To be done » Return every line below in which "wszystkich" appears.

++++ Data provided

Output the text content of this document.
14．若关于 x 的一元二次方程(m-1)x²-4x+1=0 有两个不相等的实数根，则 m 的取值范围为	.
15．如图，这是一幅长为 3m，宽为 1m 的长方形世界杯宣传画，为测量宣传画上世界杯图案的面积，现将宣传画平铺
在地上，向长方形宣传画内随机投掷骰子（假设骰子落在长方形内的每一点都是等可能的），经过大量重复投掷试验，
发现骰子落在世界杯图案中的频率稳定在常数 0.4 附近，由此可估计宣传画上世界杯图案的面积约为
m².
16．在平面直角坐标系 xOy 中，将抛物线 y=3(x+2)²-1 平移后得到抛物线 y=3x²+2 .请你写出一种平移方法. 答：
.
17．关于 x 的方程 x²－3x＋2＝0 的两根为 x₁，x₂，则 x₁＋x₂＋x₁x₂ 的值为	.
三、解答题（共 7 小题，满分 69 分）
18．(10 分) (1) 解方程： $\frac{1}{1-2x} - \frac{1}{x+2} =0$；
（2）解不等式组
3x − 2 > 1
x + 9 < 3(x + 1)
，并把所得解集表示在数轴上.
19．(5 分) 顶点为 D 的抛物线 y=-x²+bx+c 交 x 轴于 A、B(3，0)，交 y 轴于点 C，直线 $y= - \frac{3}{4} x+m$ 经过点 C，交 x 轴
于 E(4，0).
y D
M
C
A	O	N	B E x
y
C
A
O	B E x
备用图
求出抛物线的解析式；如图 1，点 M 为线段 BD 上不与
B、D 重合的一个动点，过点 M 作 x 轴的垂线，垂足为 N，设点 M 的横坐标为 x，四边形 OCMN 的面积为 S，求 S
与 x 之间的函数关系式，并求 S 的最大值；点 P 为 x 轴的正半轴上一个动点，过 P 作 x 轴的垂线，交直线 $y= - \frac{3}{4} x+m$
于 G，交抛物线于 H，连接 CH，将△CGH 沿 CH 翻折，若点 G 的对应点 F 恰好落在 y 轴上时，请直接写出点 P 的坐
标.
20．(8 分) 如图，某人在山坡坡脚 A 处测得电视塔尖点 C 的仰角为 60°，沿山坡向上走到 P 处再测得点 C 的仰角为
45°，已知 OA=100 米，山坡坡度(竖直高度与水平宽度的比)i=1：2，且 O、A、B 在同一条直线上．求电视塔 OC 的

++++++++
++++ Data provided

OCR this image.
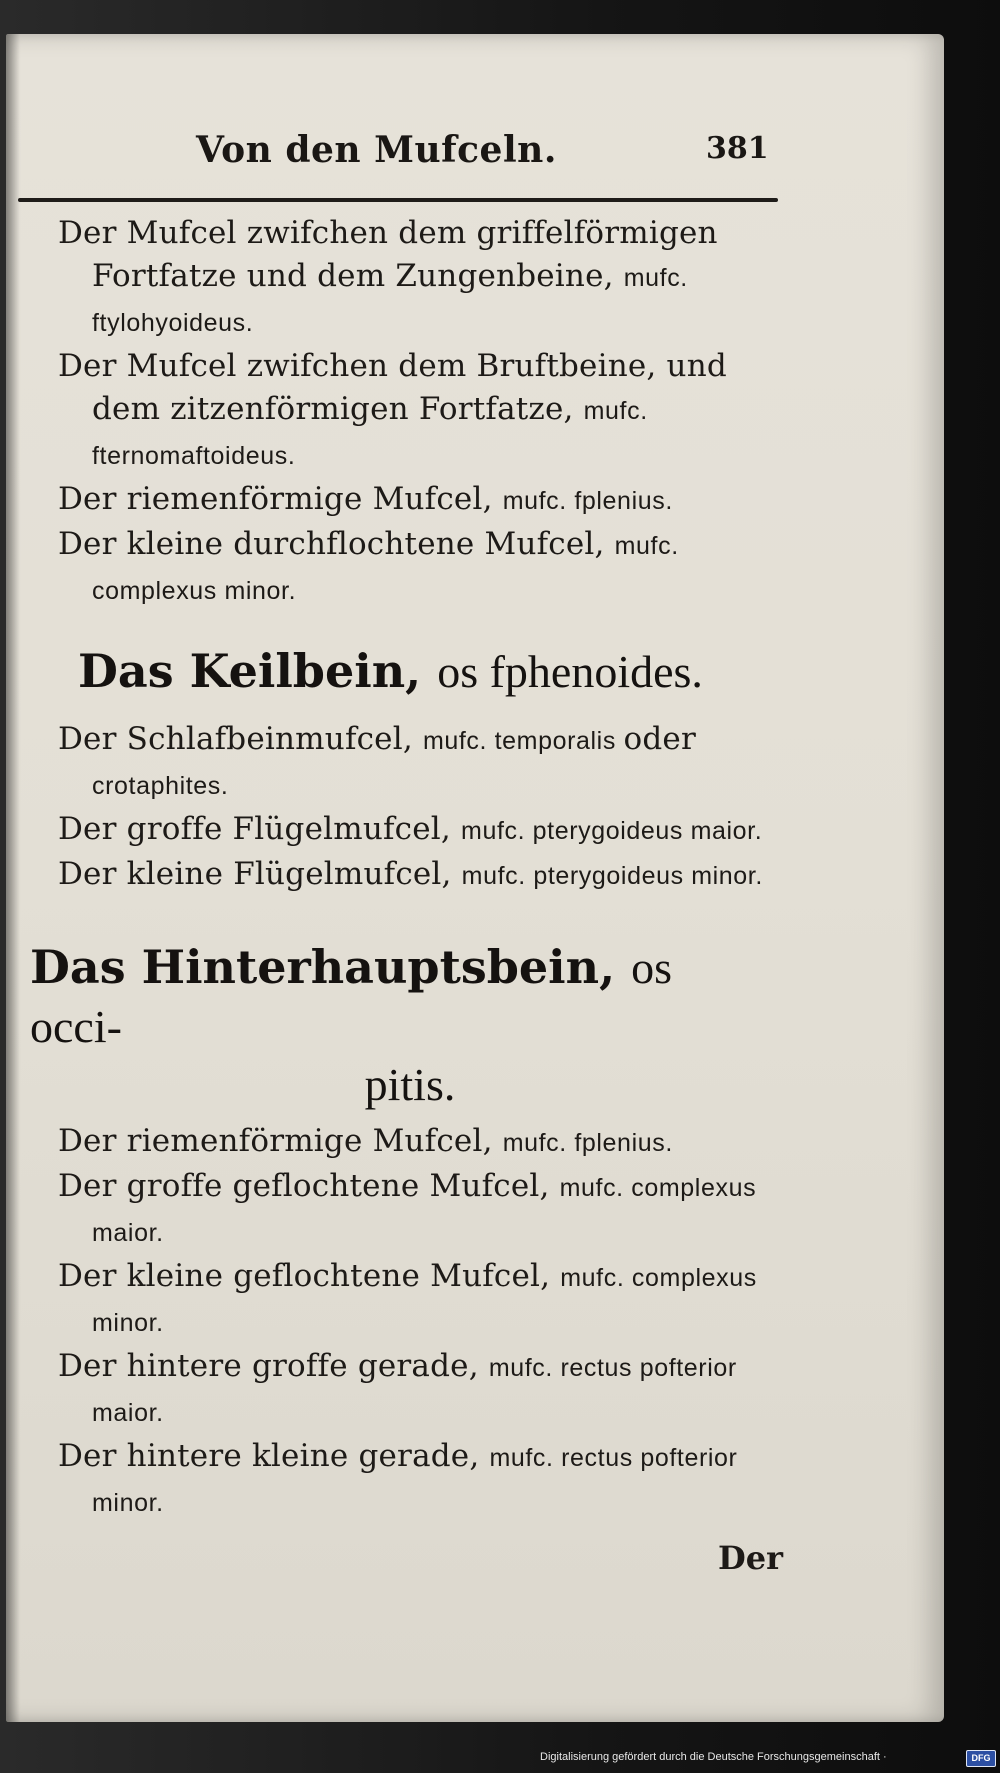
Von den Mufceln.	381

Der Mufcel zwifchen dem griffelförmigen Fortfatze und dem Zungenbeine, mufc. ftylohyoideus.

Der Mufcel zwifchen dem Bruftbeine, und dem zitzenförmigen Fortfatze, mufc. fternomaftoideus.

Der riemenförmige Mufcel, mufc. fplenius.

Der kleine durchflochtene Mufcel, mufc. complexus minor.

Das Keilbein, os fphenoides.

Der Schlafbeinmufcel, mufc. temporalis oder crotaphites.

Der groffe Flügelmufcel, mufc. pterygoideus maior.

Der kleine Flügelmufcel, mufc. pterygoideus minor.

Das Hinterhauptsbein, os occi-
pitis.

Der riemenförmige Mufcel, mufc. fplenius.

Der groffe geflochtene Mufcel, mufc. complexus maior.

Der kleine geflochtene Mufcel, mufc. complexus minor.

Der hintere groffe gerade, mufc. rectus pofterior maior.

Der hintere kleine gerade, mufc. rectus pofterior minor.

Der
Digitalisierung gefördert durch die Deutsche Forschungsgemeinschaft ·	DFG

++++++++
++++ Data provided

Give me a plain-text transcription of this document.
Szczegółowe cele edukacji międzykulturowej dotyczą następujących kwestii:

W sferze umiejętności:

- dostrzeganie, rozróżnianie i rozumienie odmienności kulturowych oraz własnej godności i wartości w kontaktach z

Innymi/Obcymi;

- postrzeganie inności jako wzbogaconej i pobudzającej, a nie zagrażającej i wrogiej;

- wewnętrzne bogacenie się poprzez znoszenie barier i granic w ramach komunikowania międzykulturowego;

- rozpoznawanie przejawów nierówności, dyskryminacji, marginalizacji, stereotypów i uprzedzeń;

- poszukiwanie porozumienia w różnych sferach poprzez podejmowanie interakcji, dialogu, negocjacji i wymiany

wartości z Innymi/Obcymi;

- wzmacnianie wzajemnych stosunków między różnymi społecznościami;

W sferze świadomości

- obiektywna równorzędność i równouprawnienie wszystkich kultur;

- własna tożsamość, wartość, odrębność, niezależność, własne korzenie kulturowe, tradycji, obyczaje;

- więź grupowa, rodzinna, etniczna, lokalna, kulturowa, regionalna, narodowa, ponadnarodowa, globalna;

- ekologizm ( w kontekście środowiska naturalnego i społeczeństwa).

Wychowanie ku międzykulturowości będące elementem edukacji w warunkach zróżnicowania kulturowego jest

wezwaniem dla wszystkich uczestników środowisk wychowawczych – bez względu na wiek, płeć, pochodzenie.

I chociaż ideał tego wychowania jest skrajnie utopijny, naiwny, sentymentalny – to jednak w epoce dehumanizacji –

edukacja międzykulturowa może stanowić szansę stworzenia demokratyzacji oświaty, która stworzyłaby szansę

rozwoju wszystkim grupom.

++++++++

The completed task »
- obiektywna równorzędność i równouprawnienie wszystkich kultur;
wezwaniem dla wszystkich uczestników środowisk wychowawczych – bez względu na wiek, płeć, pochodzenie.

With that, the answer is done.